## Start DATASET EXTRACT

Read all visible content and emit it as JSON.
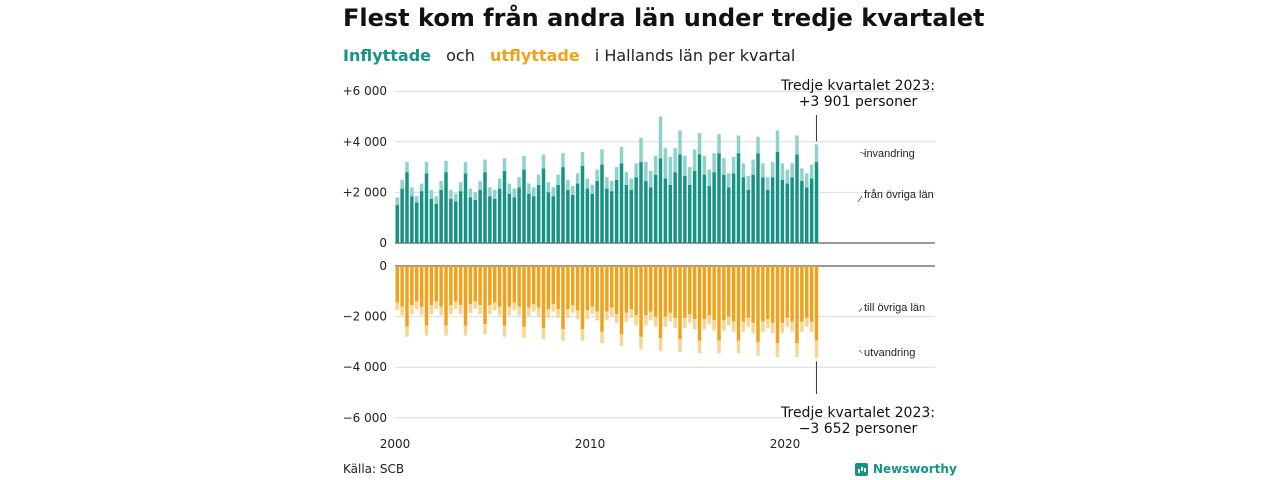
{
  "title": "Flest kom från andra län under tredje kvartalet",
  "subtitle": {
    "part1": "Inflyttade",
    "part2": "och",
    "part3": "utflyttade",
    "part4": "i Hallands län per kvartal"
  },
  "source": "Källa: SCB",
  "brand": "Newsworthy",
  "colors": {
    "inflow_dark": "#169384",
    "inflow_light": "#8dd3c9",
    "outflow_dark": "#f0a21a",
    "outflow_light": "#f7d594"
  },
  "chart_data": {
    "type": "bar",
    "x_start": 2000.0,
    "quarters_per_year": 4,
    "x_ticks": [
      "2000",
      "2010",
      "2020"
    ],
    "y_ticks_top": [
      "+6 000",
      "+4 000",
      "+2 000",
      "0"
    ],
    "y_ticks_bottom": [
      "0",
      "−2 000",
      "−4 000",
      "−6 000"
    ],
    "ylim_top": [
      0,
      6000
    ],
    "ylim_bottom": [
      -6000,
      0
    ],
    "series": [
      {
        "name": "från övriga län",
        "values": [
          1500,
          2150,
          2800,
          1850,
          1600,
          2050,
          2750,
          1750,
          1550,
          2100,
          2800,
          1750,
          1650,
          2050,
          2750,
          1800,
          1700,
          2100,
          2800,
          1850,
          1750,
          2150,
          2850,
          1950,
          1800,
          2200,
          2900,
          1950,
          1850,
          2300,
          2950,
          2000,
          1850,
          2300,
          3000,
          2100,
          1900,
          2350,
          3050,
          2150,
          1950,
          2450,
          3100,
          2150,
          2050,
          2500,
          3150,
          2300,
          2100,
          2600,
          3200,
          2450,
          2200,
          2700,
          3350,
          2550,
          2300,
          2800,
          3500,
          2650,
          2300,
          2850,
          3500,
          2700,
          2250,
          2800,
          3550,
          2700,
          2200,
          2750,
          3550,
          2600,
          2100,
          2700,
          3550,
          2600,
          2100,
          2600,
          3600,
          2500,
          2350,
          2600,
          3500,
          2450,
          2200,
          2550,
          3201
        ]
      },
      {
        "name": "invandring",
        "values": [
          300,
          350,
          400,
          350,
          250,
          300,
          450,
          350,
          300,
          350,
          450,
          350,
          300,
          350,
          450,
          350,
          300,
          350,
          500,
          350,
          350,
          400,
          500,
          400,
          350,
          400,
          550,
          400,
          350,
          400,
          550,
          400,
          350,
          400,
          550,
          400,
          350,
          400,
          550,
          400,
          350,
          450,
          600,
          450,
          400,
          500,
          650,
          500,
          450,
          550,
          950,
          750,
          650,
          750,
          1650,
          1200,
          1100,
          950,
          950,
          800,
          700,
          850,
          850,
          750,
          650,
          750,
          750,
          650,
          550,
          650,
          700,
          550,
          550,
          600,
          650,
          550,
          500,
          600,
          850,
          650,
          550,
          550,
          750,
          500,
          550,
          550,
          700
        ]
      },
      {
        "name": "till övriga län",
        "values": [
          -1450,
          -1600,
          -2400,
          -1550,
          -1400,
          -1600,
          -2350,
          -1550,
          -1400,
          -1600,
          -2350,
          -1550,
          -1400,
          -1550,
          -2350,
          -1500,
          -1400,
          -1550,
          -2300,
          -1550,
          -1450,
          -1600,
          -2350,
          -1600,
          -1450,
          -1600,
          -2400,
          -1650,
          -1500,
          -1650,
          -2450,
          -1700,
          -1500,
          -1700,
          -2500,
          -1700,
          -1550,
          -1750,
          -2500,
          -1750,
          -1600,
          -1800,
          -2600,
          -1800,
          -1650,
          -1900,
          -2700,
          -1850,
          -1700,
          -1950,
          -2800,
          -1950,
          -1800,
          -2000,
          -2850,
          -2000,
          -1850,
          -2050,
          -2900,
          -2050,
          -1900,
          -2100,
          -2950,
          -2100,
          -1950,
          -2150,
          -2950,
          -2150,
          -2000,
          -2200,
          -2950,
          -2200,
          -2050,
          -2250,
          -3000,
          -2200,
          -2100,
          -2250,
          -3050,
          -2250,
          -2050,
          -2200,
          -3050,
          -2200,
          -2050,
          -2200,
          -2950
        ]
      },
      {
        "name": "utvandring",
        "values": [
          -300,
          -350,
          -400,
          -350,
          -300,
          -350,
          -400,
          -350,
          -300,
          -350,
          -400,
          -350,
          -300,
          -350,
          -400,
          -350,
          -300,
          -350,
          -400,
          -350,
          -300,
          -350,
          -450,
          -350,
          -300,
          -350,
          -450,
          -350,
          -300,
          -350,
          -450,
          -350,
          -300,
          -350,
          -450,
          -350,
          -300,
          -350,
          -450,
          -350,
          -300,
          -350,
          -450,
          -350,
          -350,
          -350,
          -450,
          -350,
          -350,
          -400,
          -500,
          -400,
          -350,
          -400,
          -500,
          -400,
          -350,
          -400,
          -500,
          -400,
          -350,
          -400,
          -500,
          -400,
          -350,
          -400,
          -500,
          -400,
          -350,
          -400,
          -500,
          -400,
          -350,
          -400,
          -550,
          -400,
          -350,
          -400,
          -550,
          -400,
          -350,
          -400,
          -550,
          -400,
          -350,
          -400,
          -702
        ]
      }
    ],
    "annotations": {
      "top": [
        "Tredje kvartalet 2023:",
        "+3 901 personer"
      ],
      "bottom": [
        "Tredje kvartalet 2023:",
        "−3 652 personer"
      ]
    }
  }
}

## End DATASET EXTRACT

REQUIREMENTS ::
Pictures don't belong in the copy. Restate all the entries exactly.

THE OUTPUT ::
Read all visible content and emit it as JSON.
{
  "title": "Flest kom från andra län under tredje kvartalet",
  "subtitle": {
    "part1": "Inflyttade",
    "part2": "och",
    "part3": "utflyttade",
    "part4": "i Hallands län per kvartal"
  },
  "source": "Källa: SCB",
  "brand": "Newsworthy",
  "colors": {
    "inflow_dark": "#169384",
    "inflow_light": "#8dd3c9",
    "outflow_dark": "#f0a21a",
    "outflow_light": "#f7d594"
  },
  "chart_data": {
    "type": "bar",
    "x_start": 2000.0,
    "quarters_per_year": 4,
    "x_ticks": [
      "2000",
      "2010",
      "2020"
    ],
    "y_ticks_top": [
      "+6 000",
      "+4 000",
      "+2 000",
      "0"
    ],
    "y_ticks_bottom": [
      "0",
      "−2 000",
      "−4 000",
      "−6 000"
    ],
    "ylim_top": [
      0,
      6000
    ],
    "ylim_bottom": [
      -6000,
      0
    ],
    "series": [
      {
        "name": "från övriga län",
        "values": [
          1500,
          2150,
          2800,
          1850,
          1600,
          2050,
          2750,
          1750,
          1550,
          2100,
          2800,
          1750,
          1650,
          2050,
          2750,
          1800,
          1700,
          2100,
          2800,
          1850,
          1750,
          2150,
          2850,
          1950,
          1800,
          2200,
          2900,
          1950,
          1850,
          2300,
          2950,
          2000,
          1850,
          2300,
          3000,
          2100,
          1900,
          2350,
          3050,
          2150,
          1950,
          2450,
          3100,
          2150,
          2050,
          2500,
          3150,
          2300,
          2100,
          2600,
          3200,
          2450,
          2200,
          2700,
          3350,
          2550,
          2300,
          2800,
          3500,
          2650,
          2300,
          2850,
          3500,
          2700,
          2250,
          2800,
          3550,
          2700,
          2200,
          2750,
          3550,
          2600,
          2100,
          2700,
          3550,
          2600,
          2100,
          2600,
          3600,
          2500,
          2350,
          2600,
          3500,
          2450,
          2200,
          2550,
          3201
        ]
      },
      {
        "name": "invandring",
        "values": [
          300,
          350,
          400,
          350,
          250,
          300,
          450,
          350,
          300,
          350,
          450,
          350,
          300,
          350,
          450,
          350,
          300,
          350,
          500,
          350,
          350,
          400,
          500,
          400,
          350,
          400,
          550,
          400,
          350,
          400,
          550,
          400,
          350,
          400,
          550,
          400,
          350,
          400,
          550,
          400,
          350,
          450,
          600,
          450,
          400,
          500,
          650,
          500,
          450,
          550,
          950,
          750,
          650,
          750,
          1650,
          1200,
          1100,
          950,
          950,
          800,
          700,
          850,
          850,
          750,
          650,
          750,
          750,
          650,
          550,
          650,
          700,
          550,
          550,
          600,
          650,
          550,
          500,
          600,
          850,
          650,
          550,
          550,
          750,
          500,
          550,
          550,
          700
        ]
      },
      {
        "name": "till övriga län",
        "values": [
          -1450,
          -1600,
          -2400,
          -1550,
          -1400,
          -1600,
          -2350,
          -1550,
          -1400,
          -1600,
          -2350,
          -1550,
          -1400,
          -1550,
          -2350,
          -1500,
          -1400,
          -1550,
          -2300,
          -1550,
          -1450,
          -1600,
          -2350,
          -1600,
          -1450,
          -1600,
          -2400,
          -1650,
          -1500,
          -1650,
          -2450,
          -1700,
          -1500,
          -1700,
          -2500,
          -1700,
          -1550,
          -1750,
          -2500,
          -1750,
          -1600,
          -1800,
          -2600,
          -1800,
          -1650,
          -1900,
          -2700,
          -1850,
          -1700,
          -1950,
          -2800,
          -1950,
          -1800,
          -2000,
          -2850,
          -2000,
          -1850,
          -2050,
          -2900,
          -2050,
          -1900,
          -2100,
          -2950,
          -2100,
          -1950,
          -2150,
          -2950,
          -2150,
          -2000,
          -2200,
          -2950,
          -2200,
          -2050,
          -2250,
          -3000,
          -2200,
          -2100,
          -2250,
          -3050,
          -2250,
          -2050,
          -2200,
          -3050,
          -2200,
          -2050,
          -2200,
          -2950
        ]
      },
      {
        "name": "utvandring",
        "values": [
          -300,
          -350,
          -400,
          -350,
          -300,
          -350,
          -400,
          -350,
          -300,
          -350,
          -400,
          -350,
          -300,
          -350,
          -400,
          -350,
          -300,
          -350,
          -400,
          -350,
          -300,
          -350,
          -450,
          -350,
          -300,
          -350,
          -450,
          -350,
          -300,
          -350,
          -450,
          -350,
          -300,
          -350,
          -450,
          -350,
          -300,
          -350,
          -450,
          -350,
          -300,
          -350,
          -450,
          -350,
          -350,
          -350,
          -450,
          -350,
          -350,
          -400,
          -500,
          -400,
          -350,
          -400,
          -500,
          -400,
          -350,
          -400,
          -500,
          -400,
          -350,
          -400,
          -500,
          -400,
          -350,
          -400,
          -500,
          -400,
          -350,
          -400,
          -500,
          -400,
          -350,
          -400,
          -550,
          -400,
          -350,
          -400,
          -550,
          -400,
          -350,
          -400,
          -550,
          -400,
          -350,
          -400,
          -702
        ]
      }
    ],
    "annotations": {
      "top": [
        "Tredje kvartalet 2023:",
        "+3 901 personer"
      ],
      "bottom": [
        "Tredje kvartalet 2023:",
        "−3 652 personer"
      ]
    }
  }
}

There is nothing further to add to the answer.